(Collected data entries)
════

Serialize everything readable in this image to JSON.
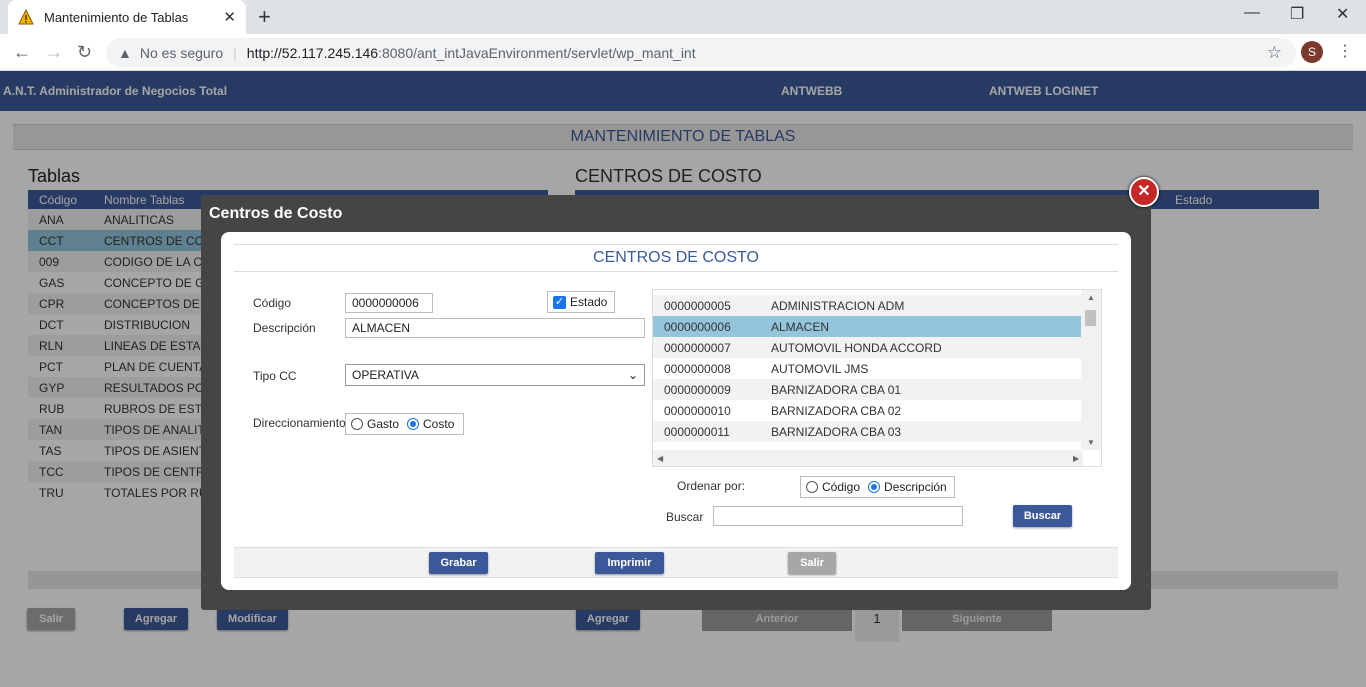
{
  "browser": {
    "tab_title": "Mantenimiento de Tablas",
    "new_tab": "+",
    "security": "No es seguro",
    "url_host": "http://52.117.245.146",
    "url_path": ":8080/ant_intJavaEnvironment/servlet/wp_mant_int",
    "avatar_letter": "S"
  },
  "header": {
    "app_name": "A.N.T. Administrador de Negocios Total",
    "link1": "ANTWEBB",
    "link2": "ANTWEB LOGINET"
  },
  "page": {
    "section_title": "MANTENIMIENTO DE TABLAS",
    "left_heading": "Tablas",
    "right_heading": "CENTROS DE COSTO",
    "table_headers": [
      "Código",
      "Nombre Tablas"
    ],
    "right_header_estado": "Estado",
    "rows": [
      {
        "code": "ANA",
        "name": "ANALITICAS"
      },
      {
        "code": "CCT",
        "name": "CENTROS DE COS"
      },
      {
        "code": "009",
        "name": "CODIGO DE LA CU"
      },
      {
        "code": "GAS",
        "name": "CONCEPTO DE GA"
      },
      {
        "code": "CPR",
        "name": "CONCEPTOS DE P"
      },
      {
        "code": "DCT",
        "name": "DISTRIBUCION"
      },
      {
        "code": "RLN",
        "name": "LINEAS DE ESTAD"
      },
      {
        "code": "PCT",
        "name": "PLAN DE CUENTAS"
      },
      {
        "code": "GYP",
        "name": "RESULTADOS POR"
      },
      {
        "code": "RUB",
        "name": "RUBROS DE ESTA"
      },
      {
        "code": "TAN",
        "name": "TIPOS DE ANALIT"
      },
      {
        "code": "TAS",
        "name": "TIPOS DE ASIENT"
      },
      {
        "code": "TCC",
        "name": "TIPOS DE CENTRO"
      },
      {
        "code": "TRU",
        "name": "TOTALES POR RUB"
      }
    ],
    "buttons": {
      "salir": "Salir",
      "agregar": "Agregar",
      "modificar": "Modificar",
      "agregar2": "Agregar",
      "anterior": "Anterior",
      "page": "1",
      "siguiente": "Siguiente"
    }
  },
  "modal": {
    "title": "Centros de Costo",
    "header": "CENTROS DE COSTO",
    "codigo_label": "Código",
    "codigo_value": "0000000006",
    "estado_label": "Estado",
    "descripcion_label": "Descripción",
    "descripcion_value": "ALMACEN",
    "tipocc_label": "Tipo CC",
    "tipocc_value": "OPERATIVA",
    "direccionamiento_label": "Direccionamiento",
    "gasto_label": "Gasto",
    "costo_label": "Costo",
    "list_items": [
      {
        "code": "0000000005",
        "name": "ADMINISTRACION ADM"
      },
      {
        "code": "0000000006",
        "name": "ALMACEN"
      },
      {
        "code": "0000000007",
        "name": "AUTOMOVIL HONDA ACCORD"
      },
      {
        "code": "0000000008",
        "name": "AUTOMOVIL JMS"
      },
      {
        "code": "0000000009",
        "name": "BARNIZADORA CBA 01"
      },
      {
        "code": "0000000010",
        "name": "BARNIZADORA CBA 02"
      },
      {
        "code": "0000000011",
        "name": "BARNIZADORA CBA 03"
      }
    ],
    "ordenar_label": "Ordenar por:",
    "ord_codigo": "Código",
    "ord_descripcion": "Descripción",
    "buscar_label": "Buscar",
    "buscar_btn": "Buscar",
    "grabar": "Grabar",
    "imprimir": "Imprimir",
    "salir": "Salir"
  }
}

════

WHAT THE TASK REQUIRES: Set down every entry word for word, but omit the pictures.

THE RESULT:
Serialize everything readable in this image to JSON.
{
  "browser": {
    "tab_title": "Mantenimiento de Tablas",
    "new_tab": "+",
    "security": "No es seguro",
    "url_host": "http://52.117.245.146",
    "url_path": ":8080/ant_intJavaEnvironment/servlet/wp_mant_int",
    "avatar_letter": "S"
  },
  "header": {
    "app_name": "A.N.T. Administrador de Negocios Total",
    "link1": "ANTWEBB",
    "link2": "ANTWEB LOGINET"
  },
  "page": {
    "section_title": "MANTENIMIENTO DE TABLAS",
    "left_heading": "Tablas",
    "right_heading": "CENTROS DE COSTO",
    "table_headers": [
      "Código",
      "Nombre Tablas"
    ],
    "right_header_estado": "Estado",
    "rows": [
      {
        "code": "ANA",
        "name": "ANALITICAS"
      },
      {
        "code": "CCT",
        "name": "CENTROS DE COS"
      },
      {
        "code": "009",
        "name": "CODIGO DE LA CU"
      },
      {
        "code": "GAS",
        "name": "CONCEPTO DE GA"
      },
      {
        "code": "CPR",
        "name": "CONCEPTOS DE P"
      },
      {
        "code": "DCT",
        "name": "DISTRIBUCION"
      },
      {
        "code": "RLN",
        "name": "LINEAS DE ESTAD"
      },
      {
        "code": "PCT",
        "name": "PLAN DE CUENTAS"
      },
      {
        "code": "GYP",
        "name": "RESULTADOS POR"
      },
      {
        "code": "RUB",
        "name": "RUBROS DE ESTA"
      },
      {
        "code": "TAN",
        "name": "TIPOS DE ANALIT"
      },
      {
        "code": "TAS",
        "name": "TIPOS DE ASIENT"
      },
      {
        "code": "TCC",
        "name": "TIPOS DE CENTRO"
      },
      {
        "code": "TRU",
        "name": "TOTALES POR RUB"
      }
    ],
    "buttons": {
      "salir": "Salir",
      "agregar": "Agregar",
      "modificar": "Modificar",
      "agregar2": "Agregar",
      "anterior": "Anterior",
      "page": "1",
      "siguiente": "Siguiente"
    }
  },
  "modal": {
    "title": "Centros de Costo",
    "header": "CENTROS DE COSTO",
    "codigo_label": "Código",
    "codigo_value": "0000000006",
    "estado_label": "Estado",
    "descripcion_label": "Descripción",
    "descripcion_value": "ALMACEN",
    "tipocc_label": "Tipo CC",
    "tipocc_value": "OPERATIVA",
    "direccionamiento_label": "Direccionamiento",
    "gasto_label": "Gasto",
    "costo_label": "Costo",
    "list_items": [
      {
        "code": "0000000005",
        "name": "ADMINISTRACION ADM"
      },
      {
        "code": "0000000006",
        "name": "ALMACEN"
      },
      {
        "code": "0000000007",
        "name": "AUTOMOVIL HONDA ACCORD"
      },
      {
        "code": "0000000008",
        "name": "AUTOMOVIL JMS"
      },
      {
        "code": "0000000009",
        "name": "BARNIZADORA CBA 01"
      },
      {
        "code": "0000000010",
        "name": "BARNIZADORA CBA 02"
      },
      {
        "code": "0000000011",
        "name": "BARNIZADORA CBA 03"
      }
    ],
    "ordenar_label": "Ordenar por:",
    "ord_codigo": "Código",
    "ord_descripcion": "Descripción",
    "buscar_label": "Buscar",
    "buscar_btn": "Buscar",
    "grabar": "Grabar",
    "imprimir": "Imprimir",
    "salir": "Salir"
  }
}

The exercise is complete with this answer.